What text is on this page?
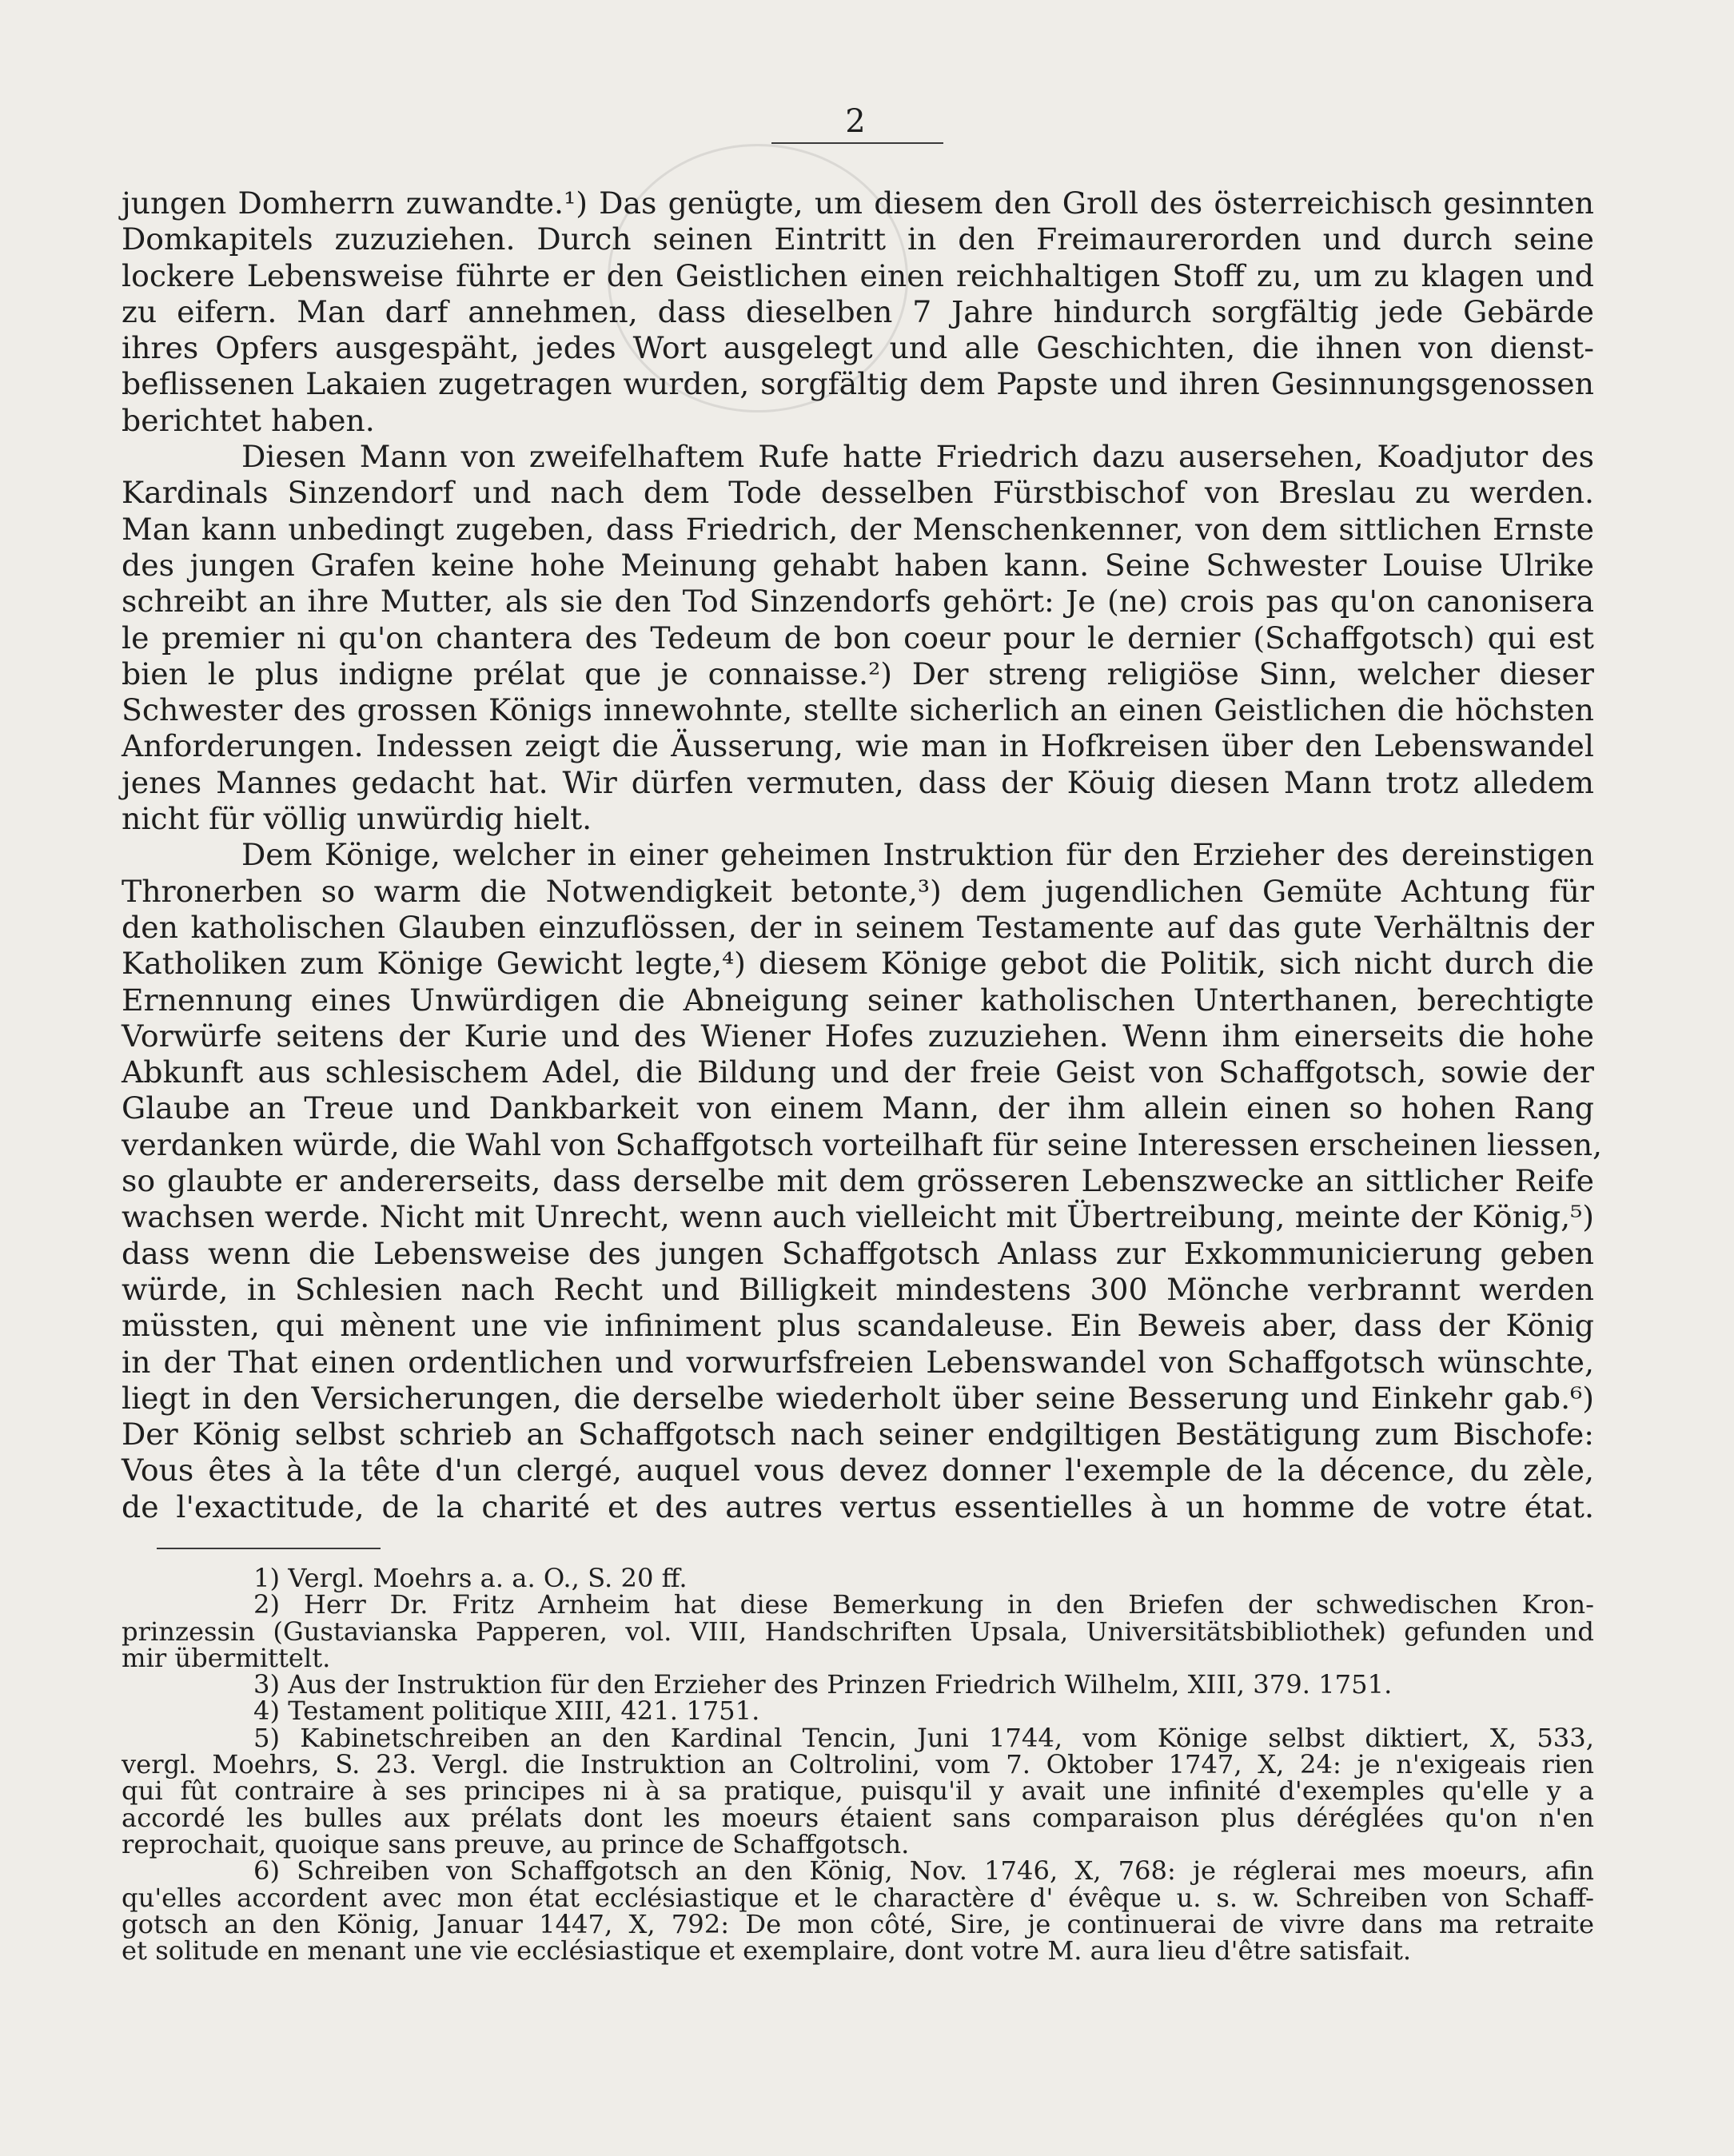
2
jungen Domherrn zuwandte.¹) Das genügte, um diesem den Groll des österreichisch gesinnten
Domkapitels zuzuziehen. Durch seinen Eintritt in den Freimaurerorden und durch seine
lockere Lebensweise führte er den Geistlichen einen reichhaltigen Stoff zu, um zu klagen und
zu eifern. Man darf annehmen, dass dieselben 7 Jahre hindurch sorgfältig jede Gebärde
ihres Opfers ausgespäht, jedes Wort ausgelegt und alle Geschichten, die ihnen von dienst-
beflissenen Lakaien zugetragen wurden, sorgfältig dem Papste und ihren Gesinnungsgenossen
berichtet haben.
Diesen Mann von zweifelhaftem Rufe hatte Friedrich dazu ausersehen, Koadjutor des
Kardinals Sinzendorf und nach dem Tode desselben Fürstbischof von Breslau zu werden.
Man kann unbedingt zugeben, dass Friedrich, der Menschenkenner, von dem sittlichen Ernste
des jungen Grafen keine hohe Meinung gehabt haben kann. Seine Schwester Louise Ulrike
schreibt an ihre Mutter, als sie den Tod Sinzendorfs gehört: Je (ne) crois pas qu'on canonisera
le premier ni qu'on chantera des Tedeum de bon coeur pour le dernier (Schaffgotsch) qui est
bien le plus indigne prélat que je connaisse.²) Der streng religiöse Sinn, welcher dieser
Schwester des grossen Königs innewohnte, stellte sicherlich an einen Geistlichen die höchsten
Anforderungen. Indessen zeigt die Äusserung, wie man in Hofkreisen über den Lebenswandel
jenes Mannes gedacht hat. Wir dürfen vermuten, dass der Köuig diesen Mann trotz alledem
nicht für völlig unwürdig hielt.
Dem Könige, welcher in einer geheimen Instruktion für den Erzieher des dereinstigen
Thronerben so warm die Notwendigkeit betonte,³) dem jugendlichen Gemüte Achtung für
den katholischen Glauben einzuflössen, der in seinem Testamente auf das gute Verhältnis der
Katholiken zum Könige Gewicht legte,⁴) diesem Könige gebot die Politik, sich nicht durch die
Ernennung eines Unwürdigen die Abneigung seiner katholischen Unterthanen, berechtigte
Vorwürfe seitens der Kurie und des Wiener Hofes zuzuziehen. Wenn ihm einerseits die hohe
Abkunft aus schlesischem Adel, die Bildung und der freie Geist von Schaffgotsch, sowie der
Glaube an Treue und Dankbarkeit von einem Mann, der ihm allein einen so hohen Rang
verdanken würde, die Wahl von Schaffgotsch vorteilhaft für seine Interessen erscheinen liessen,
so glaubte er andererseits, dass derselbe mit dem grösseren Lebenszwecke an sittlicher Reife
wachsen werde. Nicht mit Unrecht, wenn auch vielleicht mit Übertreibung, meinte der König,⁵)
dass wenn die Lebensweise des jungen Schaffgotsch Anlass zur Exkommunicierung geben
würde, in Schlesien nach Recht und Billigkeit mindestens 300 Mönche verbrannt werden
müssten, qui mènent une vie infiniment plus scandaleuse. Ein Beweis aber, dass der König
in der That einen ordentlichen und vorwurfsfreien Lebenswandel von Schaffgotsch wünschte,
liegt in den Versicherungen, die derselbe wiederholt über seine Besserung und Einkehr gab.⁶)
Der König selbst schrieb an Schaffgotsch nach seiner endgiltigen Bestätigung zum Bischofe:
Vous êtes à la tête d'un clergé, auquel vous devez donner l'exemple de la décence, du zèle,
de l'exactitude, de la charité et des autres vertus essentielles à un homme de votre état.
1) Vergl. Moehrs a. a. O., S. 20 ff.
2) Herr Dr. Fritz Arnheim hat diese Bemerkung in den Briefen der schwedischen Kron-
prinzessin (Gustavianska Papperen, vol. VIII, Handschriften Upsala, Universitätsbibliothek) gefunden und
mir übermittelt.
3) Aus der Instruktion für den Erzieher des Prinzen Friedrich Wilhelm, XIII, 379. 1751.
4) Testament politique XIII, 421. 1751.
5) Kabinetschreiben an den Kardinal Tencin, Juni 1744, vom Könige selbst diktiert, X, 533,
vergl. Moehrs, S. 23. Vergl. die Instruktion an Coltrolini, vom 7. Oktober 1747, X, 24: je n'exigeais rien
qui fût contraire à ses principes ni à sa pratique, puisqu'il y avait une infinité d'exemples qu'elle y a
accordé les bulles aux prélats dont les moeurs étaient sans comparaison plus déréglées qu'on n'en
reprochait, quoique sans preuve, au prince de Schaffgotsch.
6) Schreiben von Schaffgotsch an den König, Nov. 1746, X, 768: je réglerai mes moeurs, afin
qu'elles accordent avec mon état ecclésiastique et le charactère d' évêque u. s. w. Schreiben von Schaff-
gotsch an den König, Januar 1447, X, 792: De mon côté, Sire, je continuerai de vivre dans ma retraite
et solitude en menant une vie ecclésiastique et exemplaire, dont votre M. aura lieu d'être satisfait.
-=-=-=-=-
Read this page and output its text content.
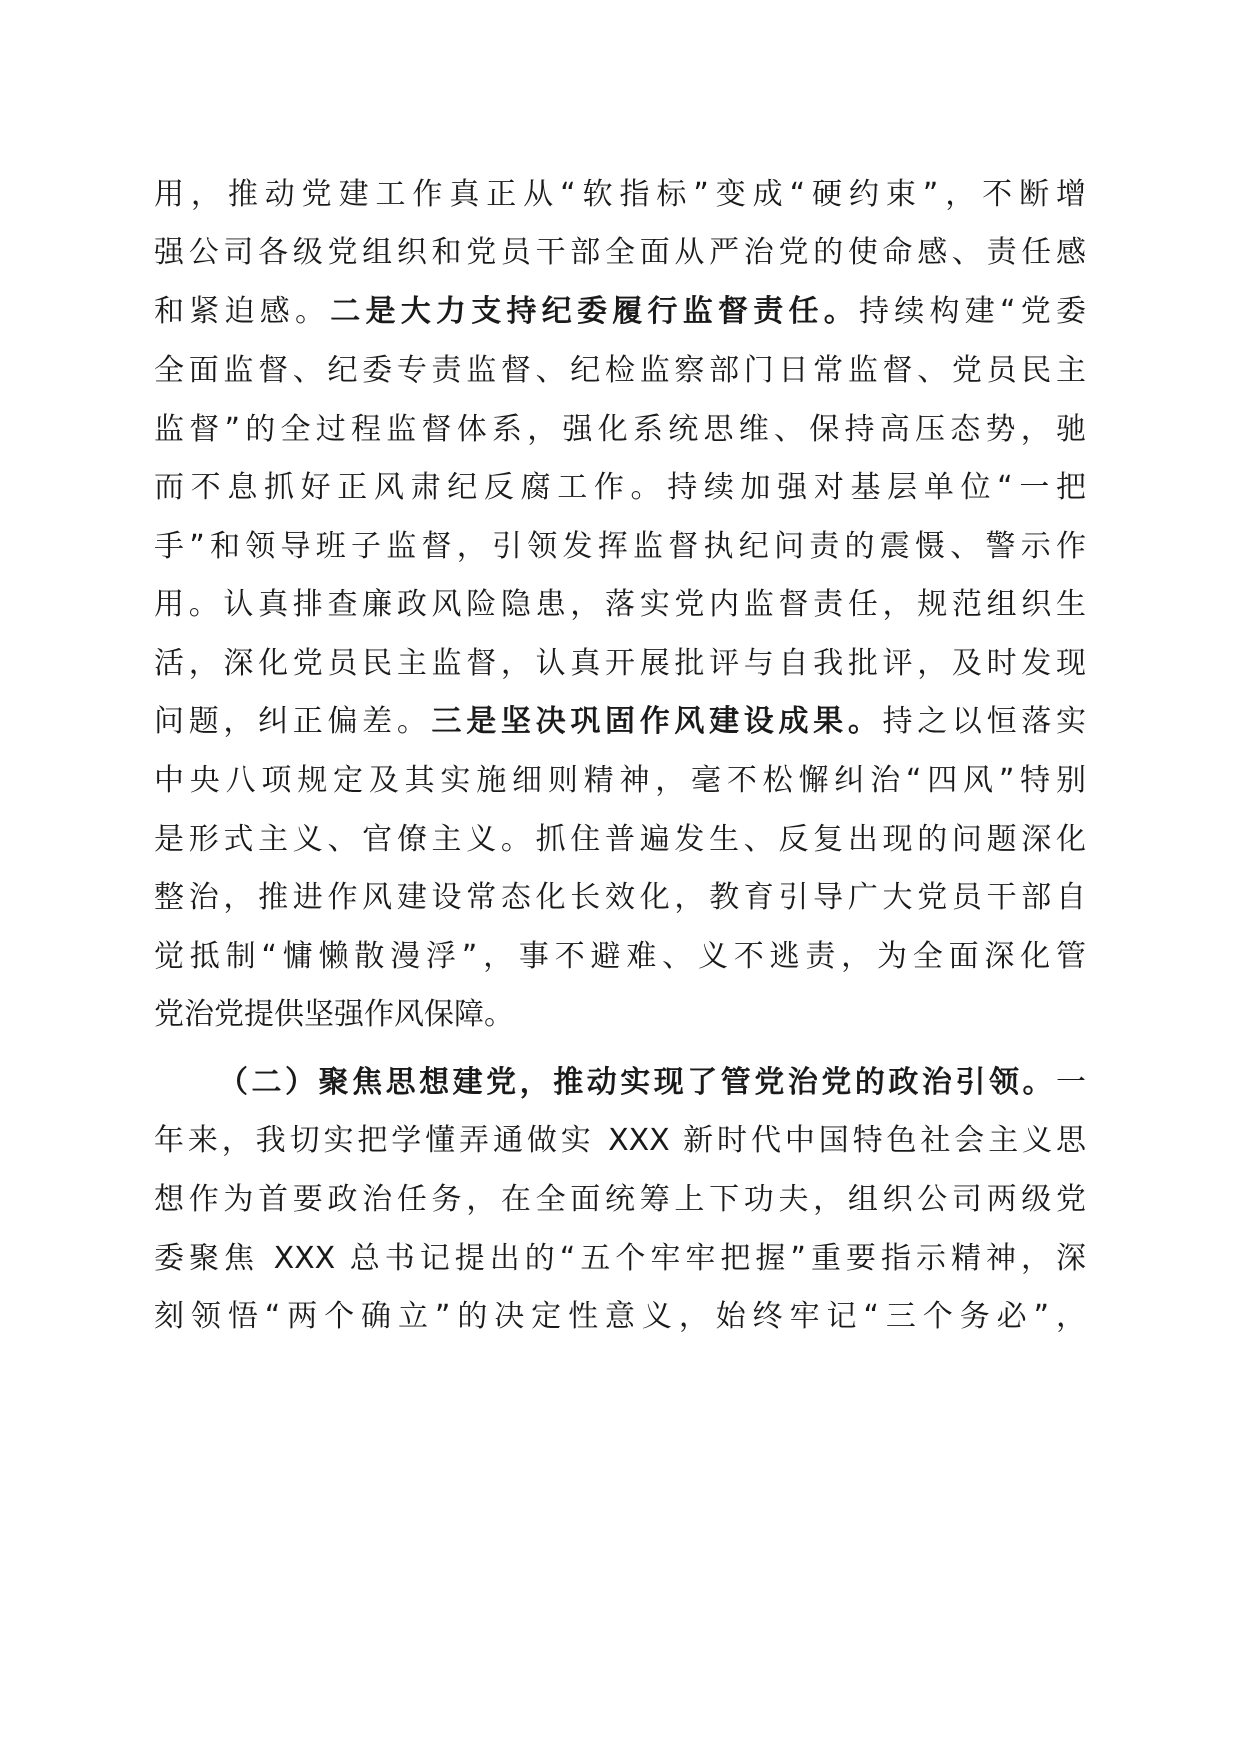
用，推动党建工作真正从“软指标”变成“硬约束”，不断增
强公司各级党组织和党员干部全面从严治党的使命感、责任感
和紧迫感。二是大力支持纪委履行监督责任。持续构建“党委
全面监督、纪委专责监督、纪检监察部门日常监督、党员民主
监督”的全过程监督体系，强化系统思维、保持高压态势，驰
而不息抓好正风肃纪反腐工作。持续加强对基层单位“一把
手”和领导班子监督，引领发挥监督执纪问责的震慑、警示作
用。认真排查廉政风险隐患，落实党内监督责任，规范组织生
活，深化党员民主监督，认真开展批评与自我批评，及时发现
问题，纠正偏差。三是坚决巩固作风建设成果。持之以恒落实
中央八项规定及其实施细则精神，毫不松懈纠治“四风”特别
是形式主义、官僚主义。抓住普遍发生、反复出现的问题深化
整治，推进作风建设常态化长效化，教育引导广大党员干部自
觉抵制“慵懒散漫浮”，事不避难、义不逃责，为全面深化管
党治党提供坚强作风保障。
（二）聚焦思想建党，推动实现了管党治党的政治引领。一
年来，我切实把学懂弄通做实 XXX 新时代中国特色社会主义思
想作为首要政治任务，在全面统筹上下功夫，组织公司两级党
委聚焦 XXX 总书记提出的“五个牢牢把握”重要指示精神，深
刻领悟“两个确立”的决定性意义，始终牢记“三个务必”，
-=-=-=-=-
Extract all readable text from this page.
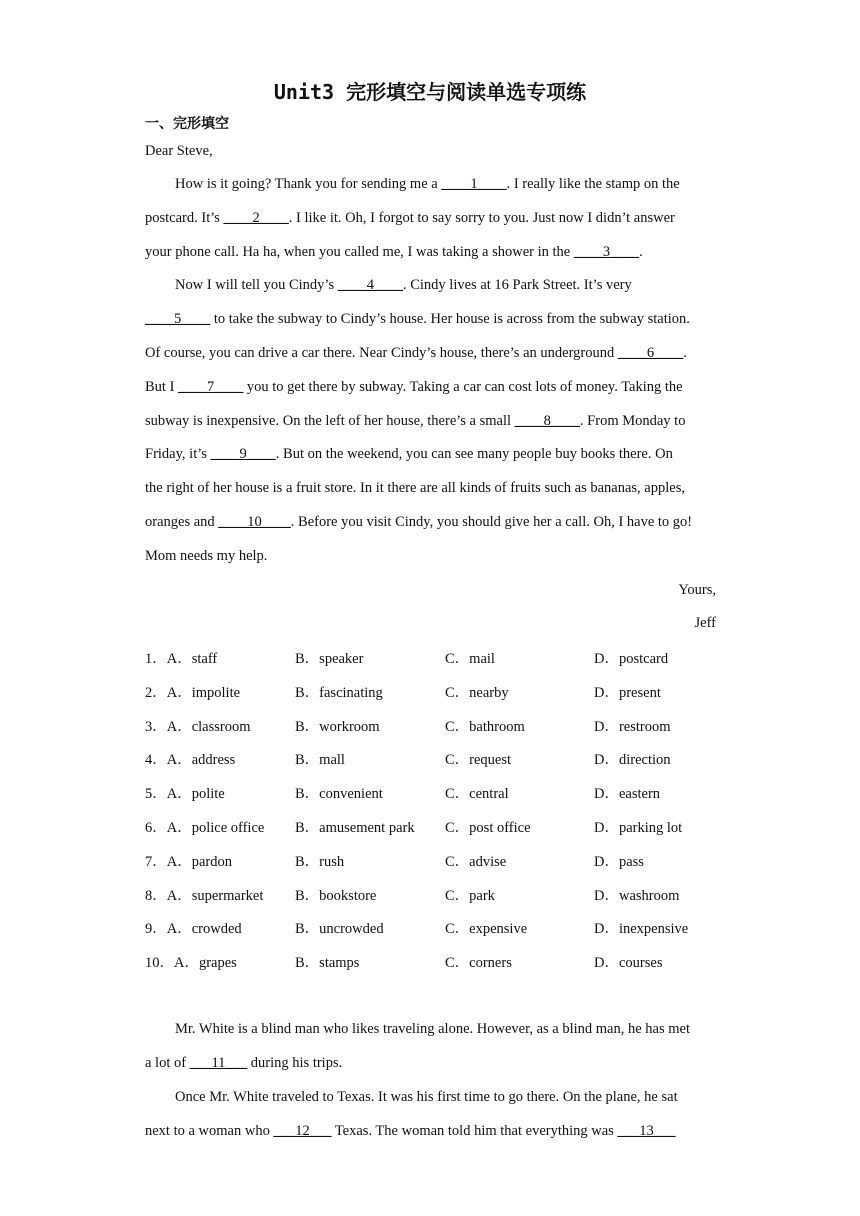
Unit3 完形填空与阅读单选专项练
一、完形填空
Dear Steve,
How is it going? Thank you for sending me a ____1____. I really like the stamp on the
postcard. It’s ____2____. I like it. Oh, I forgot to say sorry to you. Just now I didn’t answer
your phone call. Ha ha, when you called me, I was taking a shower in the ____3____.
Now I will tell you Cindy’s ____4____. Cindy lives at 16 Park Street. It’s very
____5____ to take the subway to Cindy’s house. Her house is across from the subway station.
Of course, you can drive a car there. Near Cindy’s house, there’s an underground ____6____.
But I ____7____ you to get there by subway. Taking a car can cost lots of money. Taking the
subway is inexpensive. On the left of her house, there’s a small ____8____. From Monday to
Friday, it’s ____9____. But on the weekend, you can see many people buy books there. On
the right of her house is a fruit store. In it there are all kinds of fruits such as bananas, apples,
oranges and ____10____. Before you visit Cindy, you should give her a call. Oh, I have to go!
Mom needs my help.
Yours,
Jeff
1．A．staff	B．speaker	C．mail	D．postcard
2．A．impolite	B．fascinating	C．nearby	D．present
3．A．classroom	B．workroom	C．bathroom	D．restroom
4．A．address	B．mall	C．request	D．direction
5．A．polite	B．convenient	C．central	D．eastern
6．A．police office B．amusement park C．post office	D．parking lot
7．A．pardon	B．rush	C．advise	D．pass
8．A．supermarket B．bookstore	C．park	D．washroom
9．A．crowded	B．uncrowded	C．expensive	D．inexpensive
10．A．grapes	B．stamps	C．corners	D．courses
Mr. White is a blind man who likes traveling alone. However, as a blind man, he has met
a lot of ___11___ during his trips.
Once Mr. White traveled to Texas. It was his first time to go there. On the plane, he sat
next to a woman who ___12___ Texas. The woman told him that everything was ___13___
-=-=-=-=-
_TASK_
From the records above, pull out every line containing the word "Moehrs".

_SOLUTION FOR THIS TASK_
1) Vergl. Moehrs a. a. O., S. 20 ff.
vergl. Moehrs, S. 23. Vergl. die Instruktion an Coltrolini, vom 7. Oktober 1747, X, 24: je n'exigeais rien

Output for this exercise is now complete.